**Your goal:** The response must contain the complete data, printed exactly.

Supplied data: Begin

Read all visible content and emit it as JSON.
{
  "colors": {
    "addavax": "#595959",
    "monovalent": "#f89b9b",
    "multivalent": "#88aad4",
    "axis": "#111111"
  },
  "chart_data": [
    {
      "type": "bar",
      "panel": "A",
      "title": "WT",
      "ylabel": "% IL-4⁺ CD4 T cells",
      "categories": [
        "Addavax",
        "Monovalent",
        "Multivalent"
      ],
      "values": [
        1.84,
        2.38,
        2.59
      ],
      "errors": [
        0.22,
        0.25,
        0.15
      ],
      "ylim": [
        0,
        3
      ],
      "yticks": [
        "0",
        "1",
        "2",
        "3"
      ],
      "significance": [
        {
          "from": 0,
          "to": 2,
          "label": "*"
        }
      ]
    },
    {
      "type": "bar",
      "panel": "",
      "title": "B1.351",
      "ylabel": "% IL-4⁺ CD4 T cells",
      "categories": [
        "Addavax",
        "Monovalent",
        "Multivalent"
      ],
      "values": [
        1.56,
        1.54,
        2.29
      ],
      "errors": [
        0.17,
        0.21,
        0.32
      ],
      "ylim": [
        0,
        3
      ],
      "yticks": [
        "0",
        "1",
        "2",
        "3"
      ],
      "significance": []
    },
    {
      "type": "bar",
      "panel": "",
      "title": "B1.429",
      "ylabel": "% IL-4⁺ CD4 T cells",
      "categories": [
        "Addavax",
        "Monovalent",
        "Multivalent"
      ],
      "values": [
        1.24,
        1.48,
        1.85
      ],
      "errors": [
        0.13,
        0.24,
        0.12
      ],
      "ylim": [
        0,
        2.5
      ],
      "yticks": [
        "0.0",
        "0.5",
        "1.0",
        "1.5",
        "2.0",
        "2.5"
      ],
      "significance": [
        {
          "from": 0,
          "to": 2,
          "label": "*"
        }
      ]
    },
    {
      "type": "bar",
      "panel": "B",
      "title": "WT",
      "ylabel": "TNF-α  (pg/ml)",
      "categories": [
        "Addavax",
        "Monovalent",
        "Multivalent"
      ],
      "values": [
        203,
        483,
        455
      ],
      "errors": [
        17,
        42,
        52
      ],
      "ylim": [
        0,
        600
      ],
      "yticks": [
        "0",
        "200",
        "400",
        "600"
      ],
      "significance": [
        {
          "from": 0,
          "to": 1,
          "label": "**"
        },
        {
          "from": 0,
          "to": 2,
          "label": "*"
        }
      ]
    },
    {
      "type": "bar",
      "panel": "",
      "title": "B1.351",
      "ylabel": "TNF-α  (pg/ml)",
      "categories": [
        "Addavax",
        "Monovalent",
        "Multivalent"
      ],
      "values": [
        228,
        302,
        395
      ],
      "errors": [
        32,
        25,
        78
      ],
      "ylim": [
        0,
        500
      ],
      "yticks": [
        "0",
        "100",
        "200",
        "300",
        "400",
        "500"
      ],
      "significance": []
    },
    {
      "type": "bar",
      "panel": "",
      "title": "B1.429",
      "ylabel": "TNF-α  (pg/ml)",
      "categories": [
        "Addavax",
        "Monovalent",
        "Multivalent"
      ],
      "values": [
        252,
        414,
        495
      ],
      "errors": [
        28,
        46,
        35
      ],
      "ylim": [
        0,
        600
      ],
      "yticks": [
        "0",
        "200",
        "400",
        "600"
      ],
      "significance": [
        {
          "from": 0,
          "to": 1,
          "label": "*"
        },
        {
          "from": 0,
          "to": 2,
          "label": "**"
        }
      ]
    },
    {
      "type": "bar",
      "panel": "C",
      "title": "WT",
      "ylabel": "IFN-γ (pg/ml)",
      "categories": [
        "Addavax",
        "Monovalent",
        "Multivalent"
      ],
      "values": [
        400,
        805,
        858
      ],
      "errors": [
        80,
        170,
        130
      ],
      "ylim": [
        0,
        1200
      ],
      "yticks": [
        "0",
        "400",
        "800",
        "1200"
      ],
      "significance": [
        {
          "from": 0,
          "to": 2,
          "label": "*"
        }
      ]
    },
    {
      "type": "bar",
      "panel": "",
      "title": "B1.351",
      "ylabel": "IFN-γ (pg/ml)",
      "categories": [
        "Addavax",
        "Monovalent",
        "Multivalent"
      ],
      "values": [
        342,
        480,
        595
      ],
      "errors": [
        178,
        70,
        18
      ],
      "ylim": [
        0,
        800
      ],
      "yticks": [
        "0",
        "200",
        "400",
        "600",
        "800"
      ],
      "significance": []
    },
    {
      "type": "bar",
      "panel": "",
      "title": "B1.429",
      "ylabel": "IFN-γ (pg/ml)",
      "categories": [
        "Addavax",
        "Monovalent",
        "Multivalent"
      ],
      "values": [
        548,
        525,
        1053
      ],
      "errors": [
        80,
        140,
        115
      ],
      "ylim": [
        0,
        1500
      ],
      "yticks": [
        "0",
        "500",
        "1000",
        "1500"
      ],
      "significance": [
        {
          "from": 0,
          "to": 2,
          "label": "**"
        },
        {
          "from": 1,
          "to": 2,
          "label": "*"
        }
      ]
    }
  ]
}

Supplied data: End

**Result of this exercise:**
Read all visible content and emit it as JSON.
{
  "colors": {
    "addavax": "#595959",
    "monovalent": "#f89b9b",
    "multivalent": "#88aad4",
    "axis": "#111111"
  },
  "chart_data": [
    {
      "type": "bar",
      "panel": "A",
      "title": "WT",
      "ylabel": "% IL-4⁺ CD4 T cells",
      "categories": [
        "Addavax",
        "Monovalent",
        "Multivalent"
      ],
      "values": [
        1.84,
        2.38,
        2.59
      ],
      "errors": [
        0.22,
        0.25,
        0.15
      ],
      "ylim": [
        0,
        3
      ],
      "yticks": [
        "0",
        "1",
        "2",
        "3"
      ],
      "significance": [
        {
          "from": 0,
          "to": 2,
          "label": "*"
        }
      ]
    },
    {
      "type": "bar",
      "panel": "",
      "title": "B1.351",
      "ylabel": "% IL-4⁺ CD4 T cells",
      "categories": [
        "Addavax",
        "Monovalent",
        "Multivalent"
      ],
      "values": [
        1.56,
        1.54,
        2.29
      ],
      "errors": [
        0.17,
        0.21,
        0.32
      ],
      "ylim": [
        0,
        3
      ],
      "yticks": [
        "0",
        "1",
        "2",
        "3"
      ],
      "significance": []
    },
    {
      "type": "bar",
      "panel": "",
      "title": "B1.429",
      "ylabel": "% IL-4⁺ CD4 T cells",
      "categories": [
        "Addavax",
        "Monovalent",
        "Multivalent"
      ],
      "values": [
        1.24,
        1.48,
        1.85
      ],
      "errors": [
        0.13,
        0.24,
        0.12
      ],
      "ylim": [
        0,
        2.5
      ],
      "yticks": [
        "0.0",
        "0.5",
        "1.0",
        "1.5",
        "2.0",
        "2.5"
      ],
      "significance": [
        {
          "from": 0,
          "to": 2,
          "label": "*"
        }
      ]
    },
    {
      "type": "bar",
      "panel": "B",
      "title": "WT",
      "ylabel": "TNF-α  (pg/ml)",
      "categories": [
        "Addavax",
        "Monovalent",
        "Multivalent"
      ],
      "values": [
        203,
        483,
        455
      ],
      "errors": [
        17,
        42,
        52
      ],
      "ylim": [
        0,
        600
      ],
      "yticks": [
        "0",
        "200",
        "400",
        "600"
      ],
      "significance": [
        {
          "from": 0,
          "to": 1,
          "label": "**"
        },
        {
          "from": 0,
          "to": 2,
          "label": "*"
        }
      ]
    },
    {
      "type": "bar",
      "panel": "",
      "title": "B1.351",
      "ylabel": "TNF-α  (pg/ml)",
      "categories": [
        "Addavax",
        "Monovalent",
        "Multivalent"
      ],
      "values": [
        228,
        302,
        395
      ],
      "errors": [
        32,
        25,
        78
      ],
      "ylim": [
        0,
        500
      ],
      "yticks": [
        "0",
        "100",
        "200",
        "300",
        "400",
        "500"
      ],
      "significance": []
    },
    {
      "type": "bar",
      "panel": "",
      "title": "B1.429",
      "ylabel": "TNF-α  (pg/ml)",
      "categories": [
        "Addavax",
        "Monovalent",
        "Multivalent"
      ],
      "values": [
        252,
        414,
        495
      ],
      "errors": [
        28,
        46,
        35
      ],
      "ylim": [
        0,
        600
      ],
      "yticks": [
        "0",
        "200",
        "400",
        "600"
      ],
      "significance": [
        {
          "from": 0,
          "to": 1,
          "label": "*"
        },
        {
          "from": 0,
          "to": 2,
          "label": "**"
        }
      ]
    },
    {
      "type": "bar",
      "panel": "C",
      "title": "WT",
      "ylabel": "IFN-γ (pg/ml)",
      "categories": [
        "Addavax",
        "Monovalent",
        "Multivalent"
      ],
      "values": [
        400,
        805,
        858
      ],
      "errors": [
        80,
        170,
        130
      ],
      "ylim": [
        0,
        1200
      ],
      "yticks": [
        "0",
        "400",
        "800",
        "1200"
      ],
      "significance": [
        {
          "from": 0,
          "to": 2,
          "label": "*"
        }
      ]
    },
    {
      "type": "bar",
      "panel": "",
      "title": "B1.351",
      "ylabel": "IFN-γ (pg/ml)",
      "categories": [
        "Addavax",
        "Monovalent",
        "Multivalent"
      ],
      "values": [
        342,
        480,
        595
      ],
      "errors": [
        178,
        70,
        18
      ],
      "ylim": [
        0,
        800
      ],
      "yticks": [
        "0",
        "200",
        "400",
        "600",
        "800"
      ],
      "significance": []
    },
    {
      "type": "bar",
      "panel": "",
      "title": "B1.429",
      "ylabel": "IFN-γ (pg/ml)",
      "categories": [
        "Addavax",
        "Monovalent",
        "Multivalent"
      ],
      "values": [
        548,
        525,
        1053
      ],
      "errors": [
        80,
        140,
        115
      ],
      "ylim": [
        0,
        1500
      ],
      "yticks": [
        "0",
        "500",
        "1000",
        "1500"
      ],
      "significance": [
        {
          "from": 0,
          "to": 2,
          "label": "**"
        },
        {
          "from": 1,
          "to": 2,
          "label": "*"
        }
      ]
    }
  ]
}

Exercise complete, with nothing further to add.